Do not copy the pictures; transcribe all other material exactly.

→ Available data
** start **

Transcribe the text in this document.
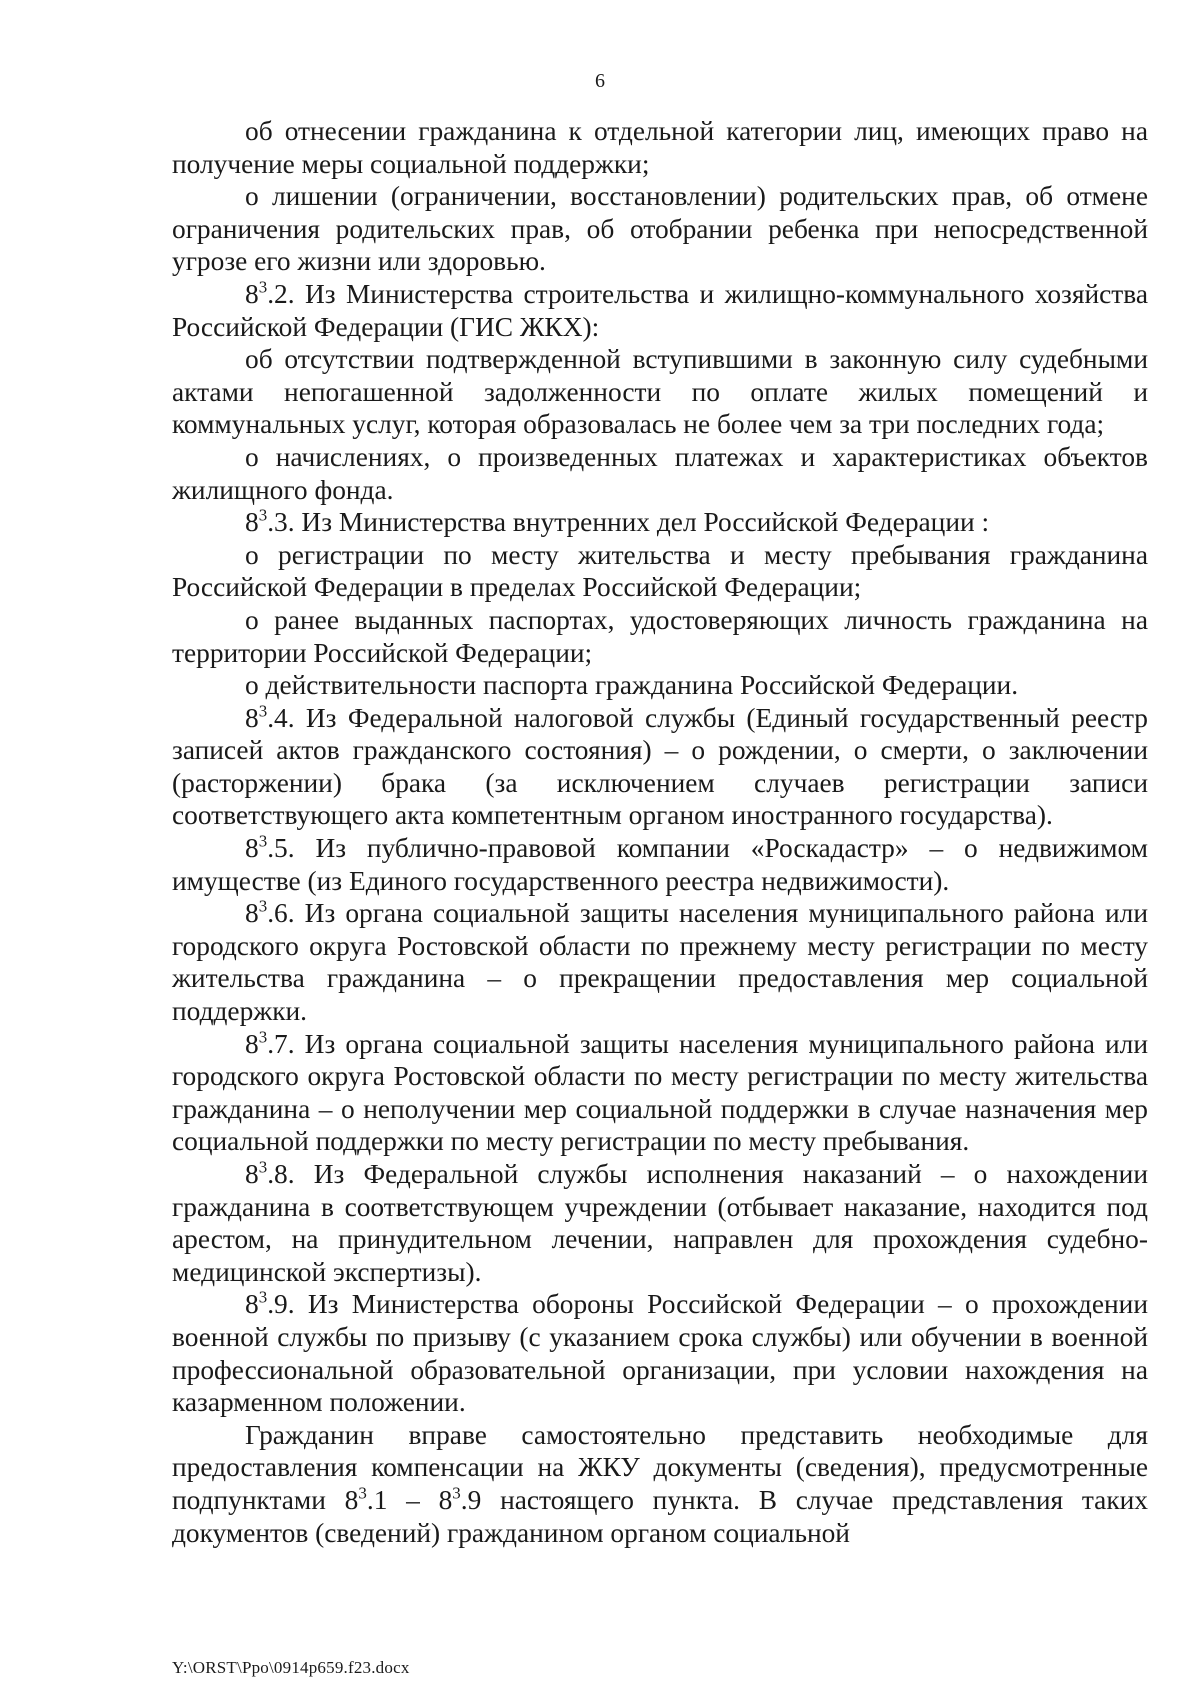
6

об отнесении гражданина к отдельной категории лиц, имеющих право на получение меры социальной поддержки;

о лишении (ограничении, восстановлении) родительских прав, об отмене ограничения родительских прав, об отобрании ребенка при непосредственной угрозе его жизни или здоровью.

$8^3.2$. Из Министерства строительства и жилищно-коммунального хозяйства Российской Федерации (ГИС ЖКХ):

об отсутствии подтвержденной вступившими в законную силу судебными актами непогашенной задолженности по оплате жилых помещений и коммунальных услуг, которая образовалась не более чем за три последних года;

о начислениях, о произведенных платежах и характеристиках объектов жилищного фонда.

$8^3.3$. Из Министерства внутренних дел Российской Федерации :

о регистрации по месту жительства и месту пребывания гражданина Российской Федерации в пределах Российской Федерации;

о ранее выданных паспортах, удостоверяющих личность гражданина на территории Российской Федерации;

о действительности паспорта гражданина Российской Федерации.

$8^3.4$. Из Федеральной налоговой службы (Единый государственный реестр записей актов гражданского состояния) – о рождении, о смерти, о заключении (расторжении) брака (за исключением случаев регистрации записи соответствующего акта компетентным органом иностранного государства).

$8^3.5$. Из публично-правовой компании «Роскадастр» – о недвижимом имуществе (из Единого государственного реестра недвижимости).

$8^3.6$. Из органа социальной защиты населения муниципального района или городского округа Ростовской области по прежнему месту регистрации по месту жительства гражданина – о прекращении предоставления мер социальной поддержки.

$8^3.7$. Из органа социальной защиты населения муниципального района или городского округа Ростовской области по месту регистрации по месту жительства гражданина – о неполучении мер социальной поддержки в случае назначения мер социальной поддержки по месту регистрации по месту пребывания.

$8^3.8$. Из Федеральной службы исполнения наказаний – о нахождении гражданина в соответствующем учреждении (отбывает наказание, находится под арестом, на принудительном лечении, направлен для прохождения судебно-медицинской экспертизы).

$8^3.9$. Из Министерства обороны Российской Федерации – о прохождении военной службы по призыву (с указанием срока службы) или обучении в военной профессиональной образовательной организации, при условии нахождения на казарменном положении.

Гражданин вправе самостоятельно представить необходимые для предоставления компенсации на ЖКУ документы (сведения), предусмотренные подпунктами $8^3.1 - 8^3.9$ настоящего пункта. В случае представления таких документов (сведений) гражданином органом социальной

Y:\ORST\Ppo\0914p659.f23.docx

** end **

→ Response
Transcribe the text in this document.
6

об отнесении гражданина к отдельной категории лиц, имеющих право на получение меры социальной поддержки;

о лишении (ограничении, восстановлении) родительских прав, об отмене ограничения родительских прав, об отобрании ребенка при непосредственной угрозе его жизни или здоровью.

$8^3.2$. Из Министерства строительства и жилищно-коммунального хозяйства Российской Федерации (ГИС ЖКХ):

об отсутствии подтвержденной вступившими в законную силу судебными актами непогашенной задолженности по оплате жилых помещений и коммунальных услуг, которая образовалась не более чем за три последних года;

о начислениях, о произведенных платежах и характеристиках объектов жилищного фонда.

$8^3.3$. Из Министерства внутренних дел Российской Федерации :

о регистрации по месту жительства и месту пребывания гражданина Российской Федерации в пределах Российской Федерации;

о ранее выданных паспортах, удостоверяющих личность гражданина на территории Российской Федерации;

о действительности паспорта гражданина Российской Федерации.

$8^3.4$. Из Федеральной налоговой службы (Единый государственный реестр записей актов гражданского состояния) – о рождении, о смерти, о заключении (расторжении) брака (за исключением случаев регистрации записи соответствующего акта компетентным органом иностранного государства).

$8^3.5$. Из публично-правовой компании «Роскадастр» – о недвижимом имуществе (из Единого государственного реестра недвижимости).

$8^3.6$. Из органа социальной защиты населения муниципального района или городского округа Ростовской области по прежнему месту регистрации по месту жительства гражданина – о прекращении предоставления мер социальной поддержки.

$8^3.7$. Из органа социальной защиты населения муниципального района или городского округа Ростовской области по месту регистрации по месту жительства гражданина – о неполучении мер социальной поддержки в случае назначения мер социальной поддержки по месту регистрации по месту пребывания.

$8^3.8$. Из Федеральной службы исполнения наказаний – о нахождении гражданина в соответствующем учреждении (отбывает наказание, находится под арестом, на принудительном лечении, направлен для прохождения судебно-медицинской экспертизы).

$8^3.9$. Из Министерства обороны Российской Федерации – о прохождении военной службы по призыву (с указанием срока службы) или обучении в военной профессиональной образовательной организации, при условии нахождения на казарменном положении.

Гражданин вправе самостоятельно представить необходимые для предоставления компенсации на ЖКУ документы (сведения), предусмотренные подпунктами $8^3.1 - 8^3.9$ настоящего пункта. В случае представления таких документов (сведений) гражданином органом социальной

Y:\ORST\Ppo\0914p659.f23.docx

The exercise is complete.